* [DO THIS]: List the lines of this listing that hold the word "토요피닉스".

* [RECORDED INFORMATION]:
□ □ □ □ □ □ □

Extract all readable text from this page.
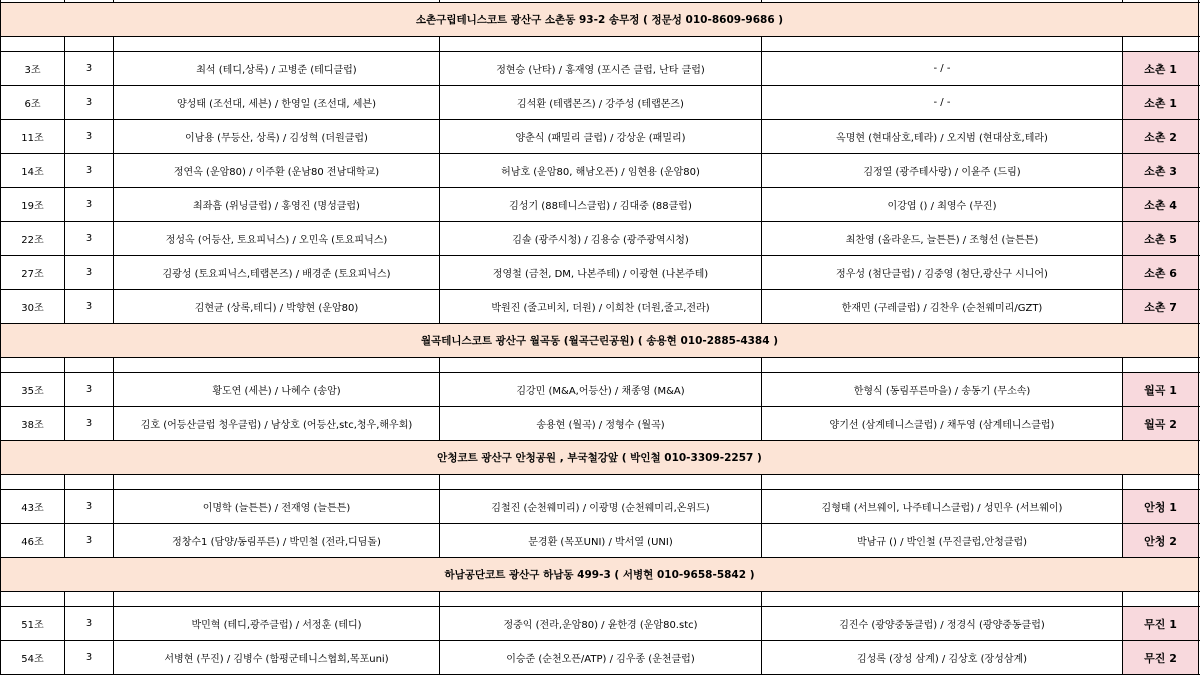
소촌구립테니스코트 광산구 소촌동 93-2 송무정 ( 정문성 010-8609-9686 )						

3조	3	최석 (테디,상록) / 고병준 (테디클럽)	정현승 (난타) / 홍재영 (포시즌 클럽, 난타 클럽)	- / -	소촌 1	
6조	3	양성태 (조선대, 세븐) / 한영일 (조선대, 세븐)	김석환 (테랩몬즈) / 강주성 (테랩몬즈)	- / -	소촌 1	
11조	3	이남용 (무등산, 상록) / 김성혁 (더원클럽)	양춘식 (패밀리 클럽) / 강상운 (패밀리)	옥명현 (현대삼호,테라) / 오지범 (현대삼호,테라)	소촌 2	
14조	3	정연옥 (운암80) / 이주환 (운남80 전남대학교)	허남호 (운암80, 해남오픈) / 임현용 (운암80)	김정열 (광주테사랑) / 이윤주 (드림)	소촌 3	
19조	3	최좌흠 (위닝클럽) / 홍영진 (명성클럽)	김성기 (88테니스클럽) / 김대중 (88클럽)	이강엽 () / 최영수 (무진)	소촌 4	
22조	3	정성옥 (어등산, 토요피닉스) / 오민옥 (토요피닉스)	김솔 (광주시청) / 김용승 (광주광역시청)	최찬영 (올라운드, 늘튼튼) / 조형선 (늘튼튼)	소촌 5	
27조	3	김광성 (토요피닉스,테랩몬즈) / 배경준 (토요피닉스)	정영철 (금천, DM, 나본주테) / 이광현 (나본주테)	정우성 (첨단클럽) / 김중영 (첨단,광산구 시니어)	소촌 6	
30조	3	김현균 (상록,테디) / 박향현 (운암80)	박원진 (줄고비치, 더원) / 이희찬 (더원,줄고,전라)	한재민 (구레클럽) / 김찬우 (순천웨미리/GZT)	소촌 7	
월곡테니스코트 광산구 월곡동 (월곡근린공원) ( 송용현 010-2885-4384 )						

35조	3	황도연 (세븐) / 나혜수 (송암)	김강민 (M&A,어등산) / 채종영 (M&A)	한형식 (동림푸른마을) / 송동기 (무소속)	월곡 1	
38조	3	김호 (어등산클럽 청우클럽) / 남상호 (어등산,stc,청우,해우회)	송용현 (월곡) / 정형수 (월곡)	양기선 (삼계테니스클럽) / 채두영 (삼계테니스클럽)	월곡 2	
안청코트 광산구 안청공원 , 부국철강앞 ( 박인철 010-3309-2257 )						

43조	3	이명학 (늘튼튼) / 전재영 (늘튼튼)	김철진 (순천웨미리) / 이광명 (순천웨미리,온위드)	김형태 (서브웨이, 나주테니스클럽) / 성민우 (서브웨이)	안청 1	
46조	3	정창수1 (담양/동림푸른) / 박민철 (전라,디딤돌)	문경환 (목포UNI) / 박서열 (UNI)	박남규 () / 박인철 (무진클럽,안청클럽)	안청 2	
하남공단코트 광산구 하남동 499-3 ( 서병현 010-9658-5842 )						

51조	3	박민혁 (테디,광주클럽) / 서정훈 (테디)	정중익 (전라,운암80) / 윤한경 (운암80.stc)	김진수 (광양중동클럽) / 정경식 (광양중동클럽)	무진 1	
54조	3	서병현 (무진) / 김병수 (함평군테니스협회,목포uni)	이승준 (순천오픈/ATP) / 김우종 (운천클럽)	김성록 (장성 삼계) / 김상호 (장성삼계)	무진 2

□ □ □ □ □ □ □

* [ANSWER TO THIS EXERCISE]:
22조	3	정성옥 (어등산, 토요피닉스) / 오민옥 (토요피닉스)	김솔 (광주시청) / 김용승 (광주광역시청)	최찬영 (올라운드, 늘튼튼) / 조형선 (늘튼튼)	소촌 5	
27조	3	김광성 (토요피닉스,테랩몬즈) / 배경준 (토요피닉스)	정영철 (금천, DM, 나본주테) / 이광현 (나본주테)	정우성 (첨단클럽) / 김중영 (첨단,광산구 시니어)	소촌 6	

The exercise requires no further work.